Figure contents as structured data
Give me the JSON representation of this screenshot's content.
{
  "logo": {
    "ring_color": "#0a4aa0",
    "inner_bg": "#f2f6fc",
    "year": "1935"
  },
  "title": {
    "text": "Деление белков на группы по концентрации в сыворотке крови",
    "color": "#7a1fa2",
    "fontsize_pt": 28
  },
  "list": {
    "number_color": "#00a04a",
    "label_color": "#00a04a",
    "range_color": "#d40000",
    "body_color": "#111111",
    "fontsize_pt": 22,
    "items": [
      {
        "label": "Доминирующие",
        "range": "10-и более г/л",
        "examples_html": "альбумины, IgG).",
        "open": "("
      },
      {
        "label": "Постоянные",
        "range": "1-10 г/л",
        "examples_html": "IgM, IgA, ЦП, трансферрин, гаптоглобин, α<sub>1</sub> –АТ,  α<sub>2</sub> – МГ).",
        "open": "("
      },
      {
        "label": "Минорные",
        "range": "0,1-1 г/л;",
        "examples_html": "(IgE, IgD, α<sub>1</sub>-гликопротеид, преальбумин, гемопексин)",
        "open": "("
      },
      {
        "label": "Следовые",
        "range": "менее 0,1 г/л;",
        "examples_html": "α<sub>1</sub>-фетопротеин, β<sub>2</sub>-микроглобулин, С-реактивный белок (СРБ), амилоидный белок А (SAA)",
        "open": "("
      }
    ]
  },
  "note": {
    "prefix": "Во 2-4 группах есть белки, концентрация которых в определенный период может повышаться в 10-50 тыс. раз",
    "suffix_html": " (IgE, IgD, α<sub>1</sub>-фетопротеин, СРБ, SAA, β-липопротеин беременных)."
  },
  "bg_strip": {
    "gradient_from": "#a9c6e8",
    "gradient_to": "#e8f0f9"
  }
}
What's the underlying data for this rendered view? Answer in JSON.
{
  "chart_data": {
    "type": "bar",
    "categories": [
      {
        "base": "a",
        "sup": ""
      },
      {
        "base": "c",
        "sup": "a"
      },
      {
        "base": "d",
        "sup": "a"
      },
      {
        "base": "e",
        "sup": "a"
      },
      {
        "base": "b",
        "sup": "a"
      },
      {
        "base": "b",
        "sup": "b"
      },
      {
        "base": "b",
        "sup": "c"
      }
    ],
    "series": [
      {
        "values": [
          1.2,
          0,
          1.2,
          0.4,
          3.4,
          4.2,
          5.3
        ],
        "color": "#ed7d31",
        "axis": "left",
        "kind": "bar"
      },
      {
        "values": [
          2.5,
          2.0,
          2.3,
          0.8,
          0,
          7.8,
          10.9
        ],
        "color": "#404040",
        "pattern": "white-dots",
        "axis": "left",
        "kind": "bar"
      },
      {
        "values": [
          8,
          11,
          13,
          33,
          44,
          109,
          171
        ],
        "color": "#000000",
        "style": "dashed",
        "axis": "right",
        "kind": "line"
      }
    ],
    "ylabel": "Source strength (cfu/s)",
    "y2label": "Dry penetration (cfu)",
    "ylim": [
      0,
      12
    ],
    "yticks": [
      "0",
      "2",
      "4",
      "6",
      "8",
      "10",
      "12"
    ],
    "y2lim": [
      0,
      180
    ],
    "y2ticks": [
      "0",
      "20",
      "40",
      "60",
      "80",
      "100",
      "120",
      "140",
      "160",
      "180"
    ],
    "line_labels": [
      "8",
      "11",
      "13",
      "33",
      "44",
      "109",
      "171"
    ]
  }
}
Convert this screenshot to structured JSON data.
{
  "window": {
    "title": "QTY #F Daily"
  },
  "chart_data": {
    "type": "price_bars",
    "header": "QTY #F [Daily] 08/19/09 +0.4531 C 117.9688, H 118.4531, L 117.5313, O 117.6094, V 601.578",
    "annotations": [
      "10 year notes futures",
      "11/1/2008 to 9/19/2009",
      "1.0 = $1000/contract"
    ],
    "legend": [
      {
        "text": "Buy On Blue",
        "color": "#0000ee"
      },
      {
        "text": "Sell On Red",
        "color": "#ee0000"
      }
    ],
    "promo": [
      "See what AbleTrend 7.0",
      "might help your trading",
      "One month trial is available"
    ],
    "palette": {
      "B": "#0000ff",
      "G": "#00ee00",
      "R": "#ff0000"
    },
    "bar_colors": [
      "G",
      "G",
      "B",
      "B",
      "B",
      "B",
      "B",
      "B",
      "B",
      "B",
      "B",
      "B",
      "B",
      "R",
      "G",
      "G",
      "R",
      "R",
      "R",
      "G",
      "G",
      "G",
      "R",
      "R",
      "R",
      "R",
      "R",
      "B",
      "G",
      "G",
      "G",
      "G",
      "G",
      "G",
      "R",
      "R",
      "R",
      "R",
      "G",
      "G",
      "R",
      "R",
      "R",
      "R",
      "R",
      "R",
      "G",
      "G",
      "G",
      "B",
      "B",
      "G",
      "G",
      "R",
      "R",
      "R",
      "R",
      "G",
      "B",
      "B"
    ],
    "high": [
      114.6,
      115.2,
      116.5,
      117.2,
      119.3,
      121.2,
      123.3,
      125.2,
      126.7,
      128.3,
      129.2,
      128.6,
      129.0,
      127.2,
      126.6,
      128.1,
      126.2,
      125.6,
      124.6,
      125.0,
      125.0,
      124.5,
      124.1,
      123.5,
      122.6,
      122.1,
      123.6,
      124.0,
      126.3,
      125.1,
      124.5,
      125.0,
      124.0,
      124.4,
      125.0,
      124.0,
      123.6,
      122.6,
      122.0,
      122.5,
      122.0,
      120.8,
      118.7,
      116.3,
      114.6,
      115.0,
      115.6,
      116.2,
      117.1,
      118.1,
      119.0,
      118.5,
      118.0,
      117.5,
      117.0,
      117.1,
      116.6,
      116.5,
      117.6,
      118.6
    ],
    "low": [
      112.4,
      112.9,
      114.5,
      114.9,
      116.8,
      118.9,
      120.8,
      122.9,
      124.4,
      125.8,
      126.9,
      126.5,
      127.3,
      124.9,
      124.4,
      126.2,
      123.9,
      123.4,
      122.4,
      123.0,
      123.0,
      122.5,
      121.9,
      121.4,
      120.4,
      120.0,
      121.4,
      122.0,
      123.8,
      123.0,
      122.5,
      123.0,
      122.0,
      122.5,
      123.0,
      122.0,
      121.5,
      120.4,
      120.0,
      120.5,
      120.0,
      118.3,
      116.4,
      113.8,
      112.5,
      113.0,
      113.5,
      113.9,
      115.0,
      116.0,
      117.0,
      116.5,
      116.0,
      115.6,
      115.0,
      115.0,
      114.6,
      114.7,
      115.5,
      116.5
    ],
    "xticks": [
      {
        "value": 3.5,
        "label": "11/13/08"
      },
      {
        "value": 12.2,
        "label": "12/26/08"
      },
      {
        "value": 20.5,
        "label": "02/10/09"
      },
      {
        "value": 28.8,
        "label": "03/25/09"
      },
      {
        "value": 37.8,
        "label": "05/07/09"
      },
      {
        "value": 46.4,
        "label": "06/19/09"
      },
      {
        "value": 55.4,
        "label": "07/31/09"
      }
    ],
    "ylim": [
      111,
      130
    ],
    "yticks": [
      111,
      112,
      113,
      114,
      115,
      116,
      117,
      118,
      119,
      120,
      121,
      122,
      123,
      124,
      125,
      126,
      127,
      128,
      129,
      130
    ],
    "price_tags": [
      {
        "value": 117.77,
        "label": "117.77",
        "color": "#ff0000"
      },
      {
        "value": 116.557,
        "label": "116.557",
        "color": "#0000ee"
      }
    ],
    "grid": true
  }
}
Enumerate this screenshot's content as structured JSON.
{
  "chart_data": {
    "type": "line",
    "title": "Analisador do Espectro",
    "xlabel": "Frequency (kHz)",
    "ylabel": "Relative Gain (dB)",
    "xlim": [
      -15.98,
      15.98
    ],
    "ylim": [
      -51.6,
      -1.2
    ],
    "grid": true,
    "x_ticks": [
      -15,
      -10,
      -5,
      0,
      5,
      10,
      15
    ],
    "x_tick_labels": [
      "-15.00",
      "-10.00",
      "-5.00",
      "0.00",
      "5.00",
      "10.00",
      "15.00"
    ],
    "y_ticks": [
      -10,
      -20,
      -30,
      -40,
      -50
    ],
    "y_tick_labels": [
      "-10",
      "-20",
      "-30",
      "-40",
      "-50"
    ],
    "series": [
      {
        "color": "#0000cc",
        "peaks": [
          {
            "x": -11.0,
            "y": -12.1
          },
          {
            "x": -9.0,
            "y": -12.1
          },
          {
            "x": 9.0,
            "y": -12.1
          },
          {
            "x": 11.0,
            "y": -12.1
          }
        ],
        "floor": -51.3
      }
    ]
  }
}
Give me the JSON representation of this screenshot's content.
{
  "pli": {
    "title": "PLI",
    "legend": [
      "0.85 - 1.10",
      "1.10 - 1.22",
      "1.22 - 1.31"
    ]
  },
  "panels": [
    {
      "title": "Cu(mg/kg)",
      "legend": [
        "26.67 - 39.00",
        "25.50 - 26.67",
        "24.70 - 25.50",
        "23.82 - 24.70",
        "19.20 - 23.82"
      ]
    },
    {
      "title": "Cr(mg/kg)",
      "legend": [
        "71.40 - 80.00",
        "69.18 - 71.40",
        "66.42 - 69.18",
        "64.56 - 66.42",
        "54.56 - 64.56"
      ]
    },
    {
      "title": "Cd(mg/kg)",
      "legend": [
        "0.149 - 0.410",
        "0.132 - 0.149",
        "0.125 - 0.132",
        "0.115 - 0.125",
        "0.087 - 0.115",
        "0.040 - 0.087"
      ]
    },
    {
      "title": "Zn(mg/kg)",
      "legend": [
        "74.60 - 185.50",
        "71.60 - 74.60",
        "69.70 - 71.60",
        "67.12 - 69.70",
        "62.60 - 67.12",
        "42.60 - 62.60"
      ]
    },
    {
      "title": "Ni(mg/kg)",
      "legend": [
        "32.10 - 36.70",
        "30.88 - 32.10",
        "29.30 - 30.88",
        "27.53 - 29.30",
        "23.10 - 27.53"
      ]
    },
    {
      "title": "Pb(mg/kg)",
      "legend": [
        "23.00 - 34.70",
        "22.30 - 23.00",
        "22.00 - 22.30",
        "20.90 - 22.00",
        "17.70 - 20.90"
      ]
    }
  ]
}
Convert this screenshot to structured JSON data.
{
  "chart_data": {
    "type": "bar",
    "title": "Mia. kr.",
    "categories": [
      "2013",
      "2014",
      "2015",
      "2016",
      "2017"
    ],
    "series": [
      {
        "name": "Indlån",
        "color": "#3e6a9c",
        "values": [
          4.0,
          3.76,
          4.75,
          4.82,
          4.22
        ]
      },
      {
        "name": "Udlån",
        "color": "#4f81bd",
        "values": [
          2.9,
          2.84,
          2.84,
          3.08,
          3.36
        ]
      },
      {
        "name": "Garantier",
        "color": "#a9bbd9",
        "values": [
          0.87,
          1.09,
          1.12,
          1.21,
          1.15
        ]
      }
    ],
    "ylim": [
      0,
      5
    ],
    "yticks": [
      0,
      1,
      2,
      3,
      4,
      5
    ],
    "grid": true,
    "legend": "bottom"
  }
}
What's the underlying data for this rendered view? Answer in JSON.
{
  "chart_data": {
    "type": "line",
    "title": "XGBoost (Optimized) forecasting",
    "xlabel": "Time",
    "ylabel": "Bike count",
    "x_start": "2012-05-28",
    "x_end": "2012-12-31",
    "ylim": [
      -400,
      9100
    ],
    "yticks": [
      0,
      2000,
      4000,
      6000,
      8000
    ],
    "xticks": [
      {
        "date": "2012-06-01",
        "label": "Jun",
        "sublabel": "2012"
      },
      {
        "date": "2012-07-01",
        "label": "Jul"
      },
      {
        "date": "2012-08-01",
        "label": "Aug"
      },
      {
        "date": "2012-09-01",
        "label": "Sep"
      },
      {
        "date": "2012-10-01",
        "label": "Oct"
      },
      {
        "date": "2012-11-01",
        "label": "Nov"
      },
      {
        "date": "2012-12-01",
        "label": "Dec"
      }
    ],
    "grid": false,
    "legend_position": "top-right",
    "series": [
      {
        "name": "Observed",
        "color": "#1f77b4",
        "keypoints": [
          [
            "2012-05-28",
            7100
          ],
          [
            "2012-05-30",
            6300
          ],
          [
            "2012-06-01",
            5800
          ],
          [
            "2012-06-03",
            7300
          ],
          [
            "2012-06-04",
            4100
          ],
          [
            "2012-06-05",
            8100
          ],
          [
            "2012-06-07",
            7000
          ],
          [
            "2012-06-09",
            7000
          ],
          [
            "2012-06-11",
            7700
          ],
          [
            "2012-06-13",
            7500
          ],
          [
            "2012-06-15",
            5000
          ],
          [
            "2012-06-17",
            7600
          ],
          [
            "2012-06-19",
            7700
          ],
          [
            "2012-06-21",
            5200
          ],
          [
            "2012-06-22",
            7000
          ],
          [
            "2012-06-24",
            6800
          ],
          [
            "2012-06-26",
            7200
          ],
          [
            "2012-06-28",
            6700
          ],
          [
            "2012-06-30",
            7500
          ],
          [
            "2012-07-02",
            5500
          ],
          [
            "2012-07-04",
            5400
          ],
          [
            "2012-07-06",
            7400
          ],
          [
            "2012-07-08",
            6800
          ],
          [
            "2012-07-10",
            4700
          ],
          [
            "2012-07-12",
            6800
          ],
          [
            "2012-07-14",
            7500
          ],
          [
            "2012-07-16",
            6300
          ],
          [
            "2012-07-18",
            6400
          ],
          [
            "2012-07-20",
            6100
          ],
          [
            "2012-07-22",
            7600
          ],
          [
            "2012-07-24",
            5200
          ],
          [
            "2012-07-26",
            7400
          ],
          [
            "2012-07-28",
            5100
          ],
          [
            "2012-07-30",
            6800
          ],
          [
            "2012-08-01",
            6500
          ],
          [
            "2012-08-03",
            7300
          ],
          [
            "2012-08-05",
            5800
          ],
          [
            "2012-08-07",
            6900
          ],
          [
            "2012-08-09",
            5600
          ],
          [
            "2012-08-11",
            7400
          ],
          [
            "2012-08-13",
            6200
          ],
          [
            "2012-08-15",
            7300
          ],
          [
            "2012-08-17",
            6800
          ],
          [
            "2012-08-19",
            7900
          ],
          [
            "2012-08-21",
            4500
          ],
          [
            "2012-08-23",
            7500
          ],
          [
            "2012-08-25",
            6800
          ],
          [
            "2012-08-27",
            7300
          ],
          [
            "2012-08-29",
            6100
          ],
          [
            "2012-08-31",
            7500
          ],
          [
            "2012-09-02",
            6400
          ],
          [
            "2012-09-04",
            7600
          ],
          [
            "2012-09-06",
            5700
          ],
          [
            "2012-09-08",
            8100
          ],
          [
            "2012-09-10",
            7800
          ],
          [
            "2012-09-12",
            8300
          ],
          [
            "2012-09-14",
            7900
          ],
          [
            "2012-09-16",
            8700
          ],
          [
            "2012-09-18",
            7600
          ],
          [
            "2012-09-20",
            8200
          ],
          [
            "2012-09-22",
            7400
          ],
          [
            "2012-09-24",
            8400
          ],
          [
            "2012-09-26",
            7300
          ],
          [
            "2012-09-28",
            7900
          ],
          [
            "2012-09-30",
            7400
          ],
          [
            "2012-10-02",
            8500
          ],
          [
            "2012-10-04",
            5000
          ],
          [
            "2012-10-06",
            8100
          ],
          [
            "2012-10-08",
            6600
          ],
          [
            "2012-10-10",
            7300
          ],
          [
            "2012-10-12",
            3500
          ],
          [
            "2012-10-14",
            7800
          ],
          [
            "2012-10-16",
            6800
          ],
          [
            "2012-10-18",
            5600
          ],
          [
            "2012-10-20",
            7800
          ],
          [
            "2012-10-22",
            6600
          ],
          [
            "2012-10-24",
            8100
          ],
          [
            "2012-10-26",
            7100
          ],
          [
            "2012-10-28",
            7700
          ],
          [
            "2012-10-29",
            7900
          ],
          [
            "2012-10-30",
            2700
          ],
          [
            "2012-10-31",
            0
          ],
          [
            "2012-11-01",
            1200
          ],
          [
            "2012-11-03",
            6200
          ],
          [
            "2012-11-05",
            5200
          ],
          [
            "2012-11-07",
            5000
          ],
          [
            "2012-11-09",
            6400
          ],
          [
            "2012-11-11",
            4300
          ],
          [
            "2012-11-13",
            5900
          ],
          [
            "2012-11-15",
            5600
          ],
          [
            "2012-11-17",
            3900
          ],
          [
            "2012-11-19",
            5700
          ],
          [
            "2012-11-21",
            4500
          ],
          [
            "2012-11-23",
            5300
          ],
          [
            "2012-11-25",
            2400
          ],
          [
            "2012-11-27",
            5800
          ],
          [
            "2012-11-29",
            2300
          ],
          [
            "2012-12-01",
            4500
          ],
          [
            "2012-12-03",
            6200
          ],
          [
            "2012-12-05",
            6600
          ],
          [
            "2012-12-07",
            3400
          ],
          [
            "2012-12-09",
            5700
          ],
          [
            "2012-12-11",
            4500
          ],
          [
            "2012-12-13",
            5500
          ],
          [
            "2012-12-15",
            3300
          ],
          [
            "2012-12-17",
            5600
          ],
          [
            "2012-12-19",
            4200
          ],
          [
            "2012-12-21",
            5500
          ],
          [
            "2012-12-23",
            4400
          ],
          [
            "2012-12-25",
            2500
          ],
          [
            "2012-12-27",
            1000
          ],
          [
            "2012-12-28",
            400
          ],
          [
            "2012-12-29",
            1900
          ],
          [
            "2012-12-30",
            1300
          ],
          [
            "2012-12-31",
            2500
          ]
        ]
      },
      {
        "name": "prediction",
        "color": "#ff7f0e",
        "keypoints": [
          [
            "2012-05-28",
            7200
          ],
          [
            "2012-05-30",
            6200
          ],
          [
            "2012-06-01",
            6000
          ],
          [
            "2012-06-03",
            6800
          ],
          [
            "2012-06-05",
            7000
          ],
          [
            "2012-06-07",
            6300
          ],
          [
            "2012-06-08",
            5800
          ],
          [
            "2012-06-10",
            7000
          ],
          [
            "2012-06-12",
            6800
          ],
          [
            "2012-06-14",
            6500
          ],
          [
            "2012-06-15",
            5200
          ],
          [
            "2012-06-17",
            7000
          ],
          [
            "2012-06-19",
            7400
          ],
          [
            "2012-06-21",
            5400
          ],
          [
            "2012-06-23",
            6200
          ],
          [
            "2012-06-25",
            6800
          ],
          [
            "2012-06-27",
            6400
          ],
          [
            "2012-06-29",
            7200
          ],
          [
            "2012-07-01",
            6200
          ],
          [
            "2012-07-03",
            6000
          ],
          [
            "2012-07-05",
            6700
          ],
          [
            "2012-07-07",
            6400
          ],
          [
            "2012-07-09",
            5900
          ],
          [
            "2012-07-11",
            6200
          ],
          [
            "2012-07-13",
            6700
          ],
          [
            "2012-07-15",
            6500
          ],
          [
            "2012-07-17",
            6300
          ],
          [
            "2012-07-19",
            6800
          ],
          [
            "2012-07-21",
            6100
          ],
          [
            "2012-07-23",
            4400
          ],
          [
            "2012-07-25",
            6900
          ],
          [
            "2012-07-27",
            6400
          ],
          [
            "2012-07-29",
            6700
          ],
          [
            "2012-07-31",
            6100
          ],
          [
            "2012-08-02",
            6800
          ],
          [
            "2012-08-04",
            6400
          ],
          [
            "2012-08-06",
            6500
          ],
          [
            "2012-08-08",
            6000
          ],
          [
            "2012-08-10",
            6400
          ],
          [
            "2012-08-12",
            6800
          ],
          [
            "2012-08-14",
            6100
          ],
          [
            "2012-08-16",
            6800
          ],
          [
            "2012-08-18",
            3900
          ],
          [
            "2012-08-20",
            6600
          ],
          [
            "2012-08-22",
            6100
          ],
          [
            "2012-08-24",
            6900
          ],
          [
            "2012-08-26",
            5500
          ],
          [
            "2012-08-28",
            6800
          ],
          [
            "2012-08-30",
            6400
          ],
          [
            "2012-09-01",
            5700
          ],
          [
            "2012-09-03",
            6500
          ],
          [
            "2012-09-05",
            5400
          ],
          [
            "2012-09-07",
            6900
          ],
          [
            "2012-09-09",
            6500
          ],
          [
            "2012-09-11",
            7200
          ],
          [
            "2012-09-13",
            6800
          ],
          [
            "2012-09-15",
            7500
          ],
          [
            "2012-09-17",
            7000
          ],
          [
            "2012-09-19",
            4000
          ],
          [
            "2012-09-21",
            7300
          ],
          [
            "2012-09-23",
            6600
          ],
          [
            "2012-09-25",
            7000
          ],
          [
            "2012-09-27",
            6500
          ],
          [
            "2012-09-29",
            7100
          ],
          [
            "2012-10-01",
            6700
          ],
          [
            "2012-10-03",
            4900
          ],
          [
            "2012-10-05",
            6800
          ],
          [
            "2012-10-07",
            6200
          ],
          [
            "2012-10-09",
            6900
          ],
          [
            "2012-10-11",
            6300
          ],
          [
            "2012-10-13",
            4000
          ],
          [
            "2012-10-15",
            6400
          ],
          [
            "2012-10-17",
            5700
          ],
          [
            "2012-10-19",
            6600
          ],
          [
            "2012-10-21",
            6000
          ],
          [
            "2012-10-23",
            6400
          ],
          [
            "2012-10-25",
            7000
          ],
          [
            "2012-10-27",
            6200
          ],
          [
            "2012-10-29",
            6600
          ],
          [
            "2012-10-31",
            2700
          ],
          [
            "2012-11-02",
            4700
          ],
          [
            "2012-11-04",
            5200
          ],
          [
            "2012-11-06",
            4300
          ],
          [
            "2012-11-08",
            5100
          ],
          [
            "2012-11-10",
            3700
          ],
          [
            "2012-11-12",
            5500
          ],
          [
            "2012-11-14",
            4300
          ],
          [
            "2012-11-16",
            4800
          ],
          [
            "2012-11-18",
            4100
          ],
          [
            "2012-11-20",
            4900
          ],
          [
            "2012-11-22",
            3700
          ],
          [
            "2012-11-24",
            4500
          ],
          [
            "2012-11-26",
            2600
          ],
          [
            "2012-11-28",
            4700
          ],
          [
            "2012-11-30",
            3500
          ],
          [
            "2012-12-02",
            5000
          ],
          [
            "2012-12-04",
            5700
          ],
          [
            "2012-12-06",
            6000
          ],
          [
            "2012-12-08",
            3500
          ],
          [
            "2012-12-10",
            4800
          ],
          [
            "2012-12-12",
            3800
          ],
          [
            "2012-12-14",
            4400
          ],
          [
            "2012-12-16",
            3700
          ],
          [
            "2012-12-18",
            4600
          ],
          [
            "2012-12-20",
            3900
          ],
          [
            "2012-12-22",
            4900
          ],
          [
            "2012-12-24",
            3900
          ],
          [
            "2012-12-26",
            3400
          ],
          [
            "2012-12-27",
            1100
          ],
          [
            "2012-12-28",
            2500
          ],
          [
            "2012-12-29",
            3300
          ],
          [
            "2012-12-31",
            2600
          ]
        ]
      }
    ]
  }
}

### Brief
Look through the material and copy each line that has "name".

### Answer
        "name": "Indlån",
        "name": "Udlån",
        "name": "Garantier",
        "name": "Observed",
        "name": "prediction",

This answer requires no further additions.